La 69ª edizione del Festival dei Due Mondi a Spoleto, dal 26 giugno al 12 luglio, promette un programma ricco di eventi che celebrano le radici culturali e fondono generi musicali e artistici diversi, dal classico al pop, con un focus sull'accessibilità e l'inclusione.
Il Festival dei Due Mondi: un ponte tra passato e futuro
La 69ª edizione del Festival dei Due Mondi si svolgerà a Spoleto dal 26 giugno al 12 luglio. Sotto la direzione artistica di Daniele Cipriani, l'evento si propone come un ponte tra la ricchezza del passato e le spinte verso il cambiamento. L'obiettivo è creare un'arte accessibile, capace di coinvolgere un pubblico ampio e farlo sentire parte integrante dell'esperienza culturale.
Il programma prevede 17 giorni intensi con 100 performance. Tra queste, spiccano 7 prime mondiali e 9 produzioni originali create appositamente per il festival. Oltre 1000 artisti provenienti da 27 Paesi animeranno la città, presentando spettacoli esclusivi, debutti europei e performance site-specific.
Il claim di quest'anno, «In the bel mezzo of everything», sottolinea l'intento di creare un incontro-confronto tra culture e linguaggi diversi. Le performance si snoderanno attraverso luoghi iconici di Spoleto, mescolando spazi classici come il Teatro Romano e Piazza Duomo, con indirizzi meno battuti. Tra questi ultimi figurano il Giardino di Palazzo Campello, il cortile della Rocca Albornoziana e la Basilica di San Salvatore, sito patrimonio Unesco che riapre al pubblico dopo un decennio.

Record da una fonte di dati:

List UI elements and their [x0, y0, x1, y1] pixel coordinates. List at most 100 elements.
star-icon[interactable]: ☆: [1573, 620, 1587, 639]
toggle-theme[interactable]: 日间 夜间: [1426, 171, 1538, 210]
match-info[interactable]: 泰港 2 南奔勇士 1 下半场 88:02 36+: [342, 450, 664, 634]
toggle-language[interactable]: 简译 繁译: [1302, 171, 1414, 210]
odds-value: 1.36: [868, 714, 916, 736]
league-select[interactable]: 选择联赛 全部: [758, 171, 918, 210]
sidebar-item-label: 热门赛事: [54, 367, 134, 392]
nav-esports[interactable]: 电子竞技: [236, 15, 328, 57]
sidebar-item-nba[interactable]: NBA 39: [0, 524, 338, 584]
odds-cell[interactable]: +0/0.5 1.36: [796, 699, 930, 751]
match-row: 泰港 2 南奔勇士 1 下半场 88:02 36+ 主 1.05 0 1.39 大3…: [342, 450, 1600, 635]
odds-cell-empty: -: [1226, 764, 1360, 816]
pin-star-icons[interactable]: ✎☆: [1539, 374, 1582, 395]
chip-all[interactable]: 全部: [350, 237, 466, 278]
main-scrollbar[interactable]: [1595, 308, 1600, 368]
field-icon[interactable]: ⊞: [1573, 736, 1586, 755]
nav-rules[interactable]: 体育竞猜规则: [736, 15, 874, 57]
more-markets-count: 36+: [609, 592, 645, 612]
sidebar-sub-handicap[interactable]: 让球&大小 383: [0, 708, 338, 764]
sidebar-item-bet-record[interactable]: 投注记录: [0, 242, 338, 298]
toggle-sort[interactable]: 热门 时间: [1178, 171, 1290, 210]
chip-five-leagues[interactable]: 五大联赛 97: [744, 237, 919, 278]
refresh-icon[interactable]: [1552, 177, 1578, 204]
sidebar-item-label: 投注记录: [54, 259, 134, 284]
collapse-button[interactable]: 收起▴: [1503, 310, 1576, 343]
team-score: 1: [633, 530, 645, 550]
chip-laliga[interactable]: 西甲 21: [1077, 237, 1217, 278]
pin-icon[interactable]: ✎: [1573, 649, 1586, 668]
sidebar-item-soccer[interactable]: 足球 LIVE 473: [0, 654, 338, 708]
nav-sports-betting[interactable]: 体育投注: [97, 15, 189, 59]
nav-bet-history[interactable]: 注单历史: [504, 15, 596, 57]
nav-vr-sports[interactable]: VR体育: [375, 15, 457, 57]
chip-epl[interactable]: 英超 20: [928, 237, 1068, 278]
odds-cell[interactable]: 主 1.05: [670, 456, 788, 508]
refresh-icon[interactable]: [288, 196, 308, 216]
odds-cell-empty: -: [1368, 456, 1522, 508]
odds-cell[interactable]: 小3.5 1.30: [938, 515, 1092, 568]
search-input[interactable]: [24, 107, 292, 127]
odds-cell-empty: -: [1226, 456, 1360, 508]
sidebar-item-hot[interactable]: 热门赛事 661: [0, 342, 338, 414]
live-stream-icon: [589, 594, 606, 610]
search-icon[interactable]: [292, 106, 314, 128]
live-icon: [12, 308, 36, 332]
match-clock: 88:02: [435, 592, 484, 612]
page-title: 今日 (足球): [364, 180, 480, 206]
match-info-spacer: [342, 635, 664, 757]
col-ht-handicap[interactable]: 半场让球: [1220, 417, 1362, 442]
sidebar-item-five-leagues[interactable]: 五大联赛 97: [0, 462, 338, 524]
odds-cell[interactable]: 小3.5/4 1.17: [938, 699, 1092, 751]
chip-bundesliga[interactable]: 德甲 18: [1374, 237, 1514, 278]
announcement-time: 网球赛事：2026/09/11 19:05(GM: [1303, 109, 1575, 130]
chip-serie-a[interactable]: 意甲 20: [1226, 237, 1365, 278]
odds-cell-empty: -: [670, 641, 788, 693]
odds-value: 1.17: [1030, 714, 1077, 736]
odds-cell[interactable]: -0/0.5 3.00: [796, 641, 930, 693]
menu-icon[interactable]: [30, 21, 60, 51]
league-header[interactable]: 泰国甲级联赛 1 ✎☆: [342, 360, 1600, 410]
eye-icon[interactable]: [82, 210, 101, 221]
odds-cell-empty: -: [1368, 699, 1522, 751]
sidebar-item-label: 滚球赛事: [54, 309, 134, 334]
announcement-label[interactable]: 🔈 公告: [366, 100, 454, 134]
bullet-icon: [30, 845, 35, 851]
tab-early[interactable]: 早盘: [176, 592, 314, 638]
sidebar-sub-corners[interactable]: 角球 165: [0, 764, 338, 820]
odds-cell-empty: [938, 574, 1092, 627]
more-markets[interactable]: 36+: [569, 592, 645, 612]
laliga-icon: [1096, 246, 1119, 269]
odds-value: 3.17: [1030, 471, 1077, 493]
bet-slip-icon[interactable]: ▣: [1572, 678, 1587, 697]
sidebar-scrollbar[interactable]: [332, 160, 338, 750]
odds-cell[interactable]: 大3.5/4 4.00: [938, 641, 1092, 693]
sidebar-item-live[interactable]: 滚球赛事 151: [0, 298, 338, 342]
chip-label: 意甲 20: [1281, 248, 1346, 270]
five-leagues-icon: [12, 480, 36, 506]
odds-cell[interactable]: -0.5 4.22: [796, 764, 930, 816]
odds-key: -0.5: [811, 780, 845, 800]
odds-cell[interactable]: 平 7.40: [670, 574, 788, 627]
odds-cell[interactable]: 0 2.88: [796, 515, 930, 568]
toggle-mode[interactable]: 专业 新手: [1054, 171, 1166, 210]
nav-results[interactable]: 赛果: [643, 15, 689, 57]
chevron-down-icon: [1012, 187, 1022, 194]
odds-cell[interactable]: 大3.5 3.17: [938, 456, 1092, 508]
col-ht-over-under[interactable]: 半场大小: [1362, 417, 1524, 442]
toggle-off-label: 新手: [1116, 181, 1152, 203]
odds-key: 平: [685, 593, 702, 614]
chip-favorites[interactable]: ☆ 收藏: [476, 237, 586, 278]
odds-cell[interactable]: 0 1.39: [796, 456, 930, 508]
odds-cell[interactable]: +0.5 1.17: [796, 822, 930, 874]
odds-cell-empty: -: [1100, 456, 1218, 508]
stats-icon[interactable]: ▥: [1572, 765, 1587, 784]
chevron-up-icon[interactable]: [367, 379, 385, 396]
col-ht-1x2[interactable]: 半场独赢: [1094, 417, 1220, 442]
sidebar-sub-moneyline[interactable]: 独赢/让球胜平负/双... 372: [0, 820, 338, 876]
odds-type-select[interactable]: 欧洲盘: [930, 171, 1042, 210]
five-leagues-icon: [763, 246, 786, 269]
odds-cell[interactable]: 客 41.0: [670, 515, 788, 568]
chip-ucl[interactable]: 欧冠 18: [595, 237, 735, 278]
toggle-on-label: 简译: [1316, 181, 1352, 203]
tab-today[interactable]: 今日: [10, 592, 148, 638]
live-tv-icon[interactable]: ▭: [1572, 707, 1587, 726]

• **USANDO LE INFORMAZIONI**
1. Quali luoghi di Spoleto che ospiteranno le performance nomina il testo sul Festival dei Due Mondi?
2. Nel testo sul Festival dei Due Mondi, chi guida la direzione artistica della 69ª edizione?
3. Prosegui il testo sul Festival dei Due Mondi a partire dalla sua ultima frase.

• **RISPOSTE IN ORDINE**
1. Teatro Romano, Piazza Duomo, Giardino di Palazzo Campello, cortile della Rocca Albornoziana, Basilica di San Salvatore

2. Daniele Cipriani.

3.
Omaggio a Menotti e maratone artistiche
L'inaugurazione del festival vedrà la messa in scena di «Vanessa» di Samuel Barber, su libretto di Gian Carlo Menotti. L'allestimento, diretto da Leo Muscato, è parte di una serie di omaggi dedicati al fondatore del Festival. Tra questi, spicca la «Maratona Menotti», un concerto di quasi 24 ore per celebrare il 115° anniversario della sua nascita.
La tradizione delle maratone artistiche prosegue con quella della danza, ideata da Alberto Testa e Vittoria Ottolenghi. Questo evento riunirà sul palco le più grandi étoiles della danza internazionale. In onore di Menotti nasce anche la «Festival dei Due Mondi Academy».
Questo programma di formazione e ospitalità è rivolto a giovani musicisti under 35 da tutto il mondo. I partecipanti avranno l'opportunità di esibirsi accanto ai protagonisti dei «Concerti di Mezzogiorno», creando un prezioso scambio generazionale e artistico.
Grandi nomi e nuove promesse della musica
Il festival ospiterà sia figure di spicco della musica classica internazionale sia giovani talenti emergenti. Tra i nomi annunciati figurano Yannick Nézet-Séguin, Gianandrea Noseda, Arcadi Volodos, Yuja Wang, Mario Brunello e Giovanni Sollima. La consulenza musicale è affidata a Beatrice Rana, che sottolinea come «accanto ai grandi nomi [...] trovano spazio giovanissimi artisti destinati a segnare il panorama musicale dei prossimi decenni».
Yannick Nézet-Séguin, direttore musicale del Metropolitan Opera di New York e della Philadelphia Orchestra, dirigerà la London Symphony Orchestra e la pianista Yuja Wang. Eseguiranno una versione originale di opere di Rachmaninov e Prokof'ev. Il concerto finale del 12 luglio sarà guidato dal Maestro Gianandrea Noseda, che con la Filarmonica del Regio di Torino interpreterà brani di Menotti, Bernstein e Dvorák.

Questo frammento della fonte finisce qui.